Stored records:

________

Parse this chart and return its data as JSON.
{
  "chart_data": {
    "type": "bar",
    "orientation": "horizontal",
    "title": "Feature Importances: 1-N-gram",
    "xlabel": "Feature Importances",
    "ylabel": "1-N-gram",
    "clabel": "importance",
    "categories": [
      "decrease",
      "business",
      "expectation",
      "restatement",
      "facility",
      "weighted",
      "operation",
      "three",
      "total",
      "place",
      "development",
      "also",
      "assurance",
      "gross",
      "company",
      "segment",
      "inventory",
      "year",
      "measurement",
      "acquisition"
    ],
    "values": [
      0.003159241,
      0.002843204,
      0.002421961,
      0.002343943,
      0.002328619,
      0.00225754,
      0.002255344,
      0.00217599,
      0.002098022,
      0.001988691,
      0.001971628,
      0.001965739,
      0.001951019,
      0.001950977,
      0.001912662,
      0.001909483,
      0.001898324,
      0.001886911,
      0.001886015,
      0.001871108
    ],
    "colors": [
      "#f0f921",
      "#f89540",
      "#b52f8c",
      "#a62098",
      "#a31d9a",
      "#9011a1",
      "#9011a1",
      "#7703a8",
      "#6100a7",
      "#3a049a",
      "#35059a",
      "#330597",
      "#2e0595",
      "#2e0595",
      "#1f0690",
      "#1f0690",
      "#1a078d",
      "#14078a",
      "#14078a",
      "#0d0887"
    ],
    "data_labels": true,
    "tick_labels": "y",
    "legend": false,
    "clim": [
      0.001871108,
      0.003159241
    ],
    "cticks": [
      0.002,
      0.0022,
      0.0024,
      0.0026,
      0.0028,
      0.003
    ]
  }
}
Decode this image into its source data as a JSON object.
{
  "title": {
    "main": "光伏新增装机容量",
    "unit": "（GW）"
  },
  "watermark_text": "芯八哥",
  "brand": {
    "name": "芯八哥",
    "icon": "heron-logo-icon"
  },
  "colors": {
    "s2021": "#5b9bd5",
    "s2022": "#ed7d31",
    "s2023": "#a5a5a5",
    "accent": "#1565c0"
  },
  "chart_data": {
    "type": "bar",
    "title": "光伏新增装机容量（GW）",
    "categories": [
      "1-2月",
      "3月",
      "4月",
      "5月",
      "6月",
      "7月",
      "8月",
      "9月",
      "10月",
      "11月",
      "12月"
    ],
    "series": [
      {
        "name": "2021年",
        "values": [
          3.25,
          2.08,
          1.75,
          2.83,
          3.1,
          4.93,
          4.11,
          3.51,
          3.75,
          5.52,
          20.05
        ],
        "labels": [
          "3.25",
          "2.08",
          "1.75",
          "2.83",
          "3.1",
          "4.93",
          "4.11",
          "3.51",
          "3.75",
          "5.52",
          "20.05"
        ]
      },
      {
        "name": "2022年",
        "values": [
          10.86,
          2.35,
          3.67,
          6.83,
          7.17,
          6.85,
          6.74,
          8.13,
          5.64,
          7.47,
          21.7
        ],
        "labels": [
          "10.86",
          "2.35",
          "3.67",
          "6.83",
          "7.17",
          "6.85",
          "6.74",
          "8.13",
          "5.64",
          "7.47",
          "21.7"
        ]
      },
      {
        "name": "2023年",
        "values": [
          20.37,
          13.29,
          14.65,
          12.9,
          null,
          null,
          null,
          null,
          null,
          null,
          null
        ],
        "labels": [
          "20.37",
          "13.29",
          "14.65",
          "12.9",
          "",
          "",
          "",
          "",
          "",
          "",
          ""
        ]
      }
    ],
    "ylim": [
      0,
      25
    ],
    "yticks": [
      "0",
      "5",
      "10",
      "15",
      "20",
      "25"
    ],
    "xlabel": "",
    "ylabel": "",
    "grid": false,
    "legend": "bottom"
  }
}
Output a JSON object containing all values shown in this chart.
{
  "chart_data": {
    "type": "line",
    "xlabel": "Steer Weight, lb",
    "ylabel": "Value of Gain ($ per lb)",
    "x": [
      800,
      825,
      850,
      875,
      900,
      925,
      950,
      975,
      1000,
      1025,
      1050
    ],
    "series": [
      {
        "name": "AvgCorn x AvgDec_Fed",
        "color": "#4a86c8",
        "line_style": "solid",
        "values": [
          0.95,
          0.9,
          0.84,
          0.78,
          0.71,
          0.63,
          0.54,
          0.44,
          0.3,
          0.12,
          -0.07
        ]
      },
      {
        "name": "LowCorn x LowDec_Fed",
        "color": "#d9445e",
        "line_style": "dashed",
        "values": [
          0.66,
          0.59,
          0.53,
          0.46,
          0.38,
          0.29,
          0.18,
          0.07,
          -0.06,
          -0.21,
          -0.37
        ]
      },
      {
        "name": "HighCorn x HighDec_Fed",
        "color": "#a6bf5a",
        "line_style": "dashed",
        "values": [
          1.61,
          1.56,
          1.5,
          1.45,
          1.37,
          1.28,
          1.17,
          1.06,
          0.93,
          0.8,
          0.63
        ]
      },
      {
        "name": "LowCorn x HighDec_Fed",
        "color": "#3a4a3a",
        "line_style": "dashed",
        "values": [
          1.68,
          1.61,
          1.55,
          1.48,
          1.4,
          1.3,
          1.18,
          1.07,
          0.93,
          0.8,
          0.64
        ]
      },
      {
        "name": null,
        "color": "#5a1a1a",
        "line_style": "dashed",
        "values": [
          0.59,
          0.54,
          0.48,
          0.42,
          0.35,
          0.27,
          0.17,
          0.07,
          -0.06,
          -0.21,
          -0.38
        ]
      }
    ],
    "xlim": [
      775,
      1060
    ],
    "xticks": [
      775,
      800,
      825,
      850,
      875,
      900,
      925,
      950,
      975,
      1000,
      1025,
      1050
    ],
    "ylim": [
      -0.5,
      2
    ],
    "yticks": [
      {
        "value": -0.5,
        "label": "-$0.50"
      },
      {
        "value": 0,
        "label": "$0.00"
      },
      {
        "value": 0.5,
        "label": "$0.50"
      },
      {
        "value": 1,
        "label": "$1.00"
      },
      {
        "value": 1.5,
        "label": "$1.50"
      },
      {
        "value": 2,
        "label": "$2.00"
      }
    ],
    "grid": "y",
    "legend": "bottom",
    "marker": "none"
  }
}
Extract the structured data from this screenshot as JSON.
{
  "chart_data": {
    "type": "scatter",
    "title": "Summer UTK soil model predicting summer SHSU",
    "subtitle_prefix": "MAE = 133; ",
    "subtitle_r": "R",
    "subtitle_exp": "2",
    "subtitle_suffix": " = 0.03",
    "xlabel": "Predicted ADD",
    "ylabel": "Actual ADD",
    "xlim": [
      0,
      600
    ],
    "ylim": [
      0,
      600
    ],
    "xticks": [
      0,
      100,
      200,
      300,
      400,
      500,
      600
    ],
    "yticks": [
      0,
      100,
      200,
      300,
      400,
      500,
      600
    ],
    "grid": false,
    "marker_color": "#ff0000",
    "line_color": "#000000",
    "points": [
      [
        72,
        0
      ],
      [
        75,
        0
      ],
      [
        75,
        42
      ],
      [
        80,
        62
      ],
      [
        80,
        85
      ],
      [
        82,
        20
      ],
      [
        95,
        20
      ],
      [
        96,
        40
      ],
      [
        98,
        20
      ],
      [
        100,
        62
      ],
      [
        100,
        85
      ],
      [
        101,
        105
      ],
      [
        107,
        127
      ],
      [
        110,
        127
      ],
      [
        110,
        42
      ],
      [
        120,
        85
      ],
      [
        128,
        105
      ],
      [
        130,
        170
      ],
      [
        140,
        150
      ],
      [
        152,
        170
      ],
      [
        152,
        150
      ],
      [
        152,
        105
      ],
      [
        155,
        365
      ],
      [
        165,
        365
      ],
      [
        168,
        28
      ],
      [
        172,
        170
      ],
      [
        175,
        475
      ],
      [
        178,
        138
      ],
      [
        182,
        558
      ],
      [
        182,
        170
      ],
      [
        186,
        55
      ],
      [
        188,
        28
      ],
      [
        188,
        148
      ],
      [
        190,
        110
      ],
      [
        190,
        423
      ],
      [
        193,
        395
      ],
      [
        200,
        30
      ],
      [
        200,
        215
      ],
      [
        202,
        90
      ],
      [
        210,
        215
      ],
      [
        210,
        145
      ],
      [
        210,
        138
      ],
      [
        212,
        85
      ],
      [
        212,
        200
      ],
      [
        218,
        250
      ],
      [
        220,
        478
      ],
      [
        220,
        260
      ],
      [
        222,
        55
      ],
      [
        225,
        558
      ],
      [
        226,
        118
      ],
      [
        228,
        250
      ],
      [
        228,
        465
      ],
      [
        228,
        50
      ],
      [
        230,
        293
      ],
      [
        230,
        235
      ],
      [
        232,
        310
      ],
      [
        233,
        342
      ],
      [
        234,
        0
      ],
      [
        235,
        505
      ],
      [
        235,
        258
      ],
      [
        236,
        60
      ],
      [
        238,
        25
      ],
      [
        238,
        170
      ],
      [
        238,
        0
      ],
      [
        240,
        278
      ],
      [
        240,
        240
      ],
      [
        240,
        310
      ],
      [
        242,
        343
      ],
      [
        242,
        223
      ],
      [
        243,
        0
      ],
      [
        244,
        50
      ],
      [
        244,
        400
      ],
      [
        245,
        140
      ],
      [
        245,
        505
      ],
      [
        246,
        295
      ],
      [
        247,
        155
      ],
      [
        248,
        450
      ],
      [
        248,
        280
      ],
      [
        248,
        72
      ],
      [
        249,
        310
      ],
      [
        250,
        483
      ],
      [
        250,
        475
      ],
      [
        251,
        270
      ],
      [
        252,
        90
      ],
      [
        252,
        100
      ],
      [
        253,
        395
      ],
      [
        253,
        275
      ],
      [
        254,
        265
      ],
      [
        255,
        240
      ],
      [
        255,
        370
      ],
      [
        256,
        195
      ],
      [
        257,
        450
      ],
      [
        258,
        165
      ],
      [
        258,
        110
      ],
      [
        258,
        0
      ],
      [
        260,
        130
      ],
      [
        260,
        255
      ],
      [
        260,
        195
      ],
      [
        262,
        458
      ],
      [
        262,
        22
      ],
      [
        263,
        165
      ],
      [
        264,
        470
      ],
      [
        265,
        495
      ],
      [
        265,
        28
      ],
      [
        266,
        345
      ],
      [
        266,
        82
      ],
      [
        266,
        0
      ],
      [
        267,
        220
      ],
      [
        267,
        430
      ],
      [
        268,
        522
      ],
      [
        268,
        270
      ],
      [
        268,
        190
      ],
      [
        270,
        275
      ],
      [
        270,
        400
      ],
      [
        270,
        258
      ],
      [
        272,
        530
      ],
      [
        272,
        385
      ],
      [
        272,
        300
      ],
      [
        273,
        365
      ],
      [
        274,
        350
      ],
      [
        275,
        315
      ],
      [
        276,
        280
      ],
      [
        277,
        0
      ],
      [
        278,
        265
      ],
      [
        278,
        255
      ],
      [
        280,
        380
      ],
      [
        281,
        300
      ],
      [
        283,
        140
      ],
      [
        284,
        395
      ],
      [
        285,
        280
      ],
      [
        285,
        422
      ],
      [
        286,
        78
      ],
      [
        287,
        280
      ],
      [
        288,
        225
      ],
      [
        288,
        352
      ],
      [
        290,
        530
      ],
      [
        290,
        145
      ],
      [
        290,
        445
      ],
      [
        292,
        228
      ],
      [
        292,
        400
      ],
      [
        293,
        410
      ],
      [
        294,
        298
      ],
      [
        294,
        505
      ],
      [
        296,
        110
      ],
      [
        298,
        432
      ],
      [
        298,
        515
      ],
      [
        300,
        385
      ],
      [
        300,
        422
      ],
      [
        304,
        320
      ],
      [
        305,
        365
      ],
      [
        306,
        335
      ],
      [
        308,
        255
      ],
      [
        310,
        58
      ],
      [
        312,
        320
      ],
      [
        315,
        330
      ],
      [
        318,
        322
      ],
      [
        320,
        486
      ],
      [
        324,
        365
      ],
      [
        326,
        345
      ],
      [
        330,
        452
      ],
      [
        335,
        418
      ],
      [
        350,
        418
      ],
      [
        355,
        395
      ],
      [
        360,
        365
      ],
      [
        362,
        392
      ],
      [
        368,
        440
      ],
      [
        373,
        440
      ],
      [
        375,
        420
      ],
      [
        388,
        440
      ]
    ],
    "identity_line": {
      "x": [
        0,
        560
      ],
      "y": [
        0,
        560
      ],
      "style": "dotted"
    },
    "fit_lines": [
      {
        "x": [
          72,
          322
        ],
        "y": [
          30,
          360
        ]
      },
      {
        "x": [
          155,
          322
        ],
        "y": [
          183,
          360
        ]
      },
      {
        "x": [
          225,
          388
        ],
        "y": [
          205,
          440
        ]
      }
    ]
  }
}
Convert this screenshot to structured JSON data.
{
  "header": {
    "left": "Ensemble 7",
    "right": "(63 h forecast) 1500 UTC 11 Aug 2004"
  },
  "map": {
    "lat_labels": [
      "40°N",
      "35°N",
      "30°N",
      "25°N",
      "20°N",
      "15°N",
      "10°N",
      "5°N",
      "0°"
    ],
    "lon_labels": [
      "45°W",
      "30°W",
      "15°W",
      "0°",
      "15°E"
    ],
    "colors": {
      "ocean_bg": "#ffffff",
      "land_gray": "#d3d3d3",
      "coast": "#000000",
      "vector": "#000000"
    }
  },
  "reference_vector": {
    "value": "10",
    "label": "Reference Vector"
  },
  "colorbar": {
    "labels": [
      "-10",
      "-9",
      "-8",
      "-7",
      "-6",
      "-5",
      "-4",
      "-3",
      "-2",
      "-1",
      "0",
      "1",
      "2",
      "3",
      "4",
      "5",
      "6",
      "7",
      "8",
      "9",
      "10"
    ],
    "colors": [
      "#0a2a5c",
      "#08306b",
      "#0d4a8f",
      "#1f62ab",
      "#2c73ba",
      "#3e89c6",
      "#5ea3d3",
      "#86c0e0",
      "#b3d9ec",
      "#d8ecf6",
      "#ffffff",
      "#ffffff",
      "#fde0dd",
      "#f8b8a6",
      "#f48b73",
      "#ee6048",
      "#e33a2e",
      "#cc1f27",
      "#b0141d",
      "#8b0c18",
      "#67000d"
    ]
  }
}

________

Task statement >>
State how many lines of the listing include "legend", and nothing more.

Written response >>
3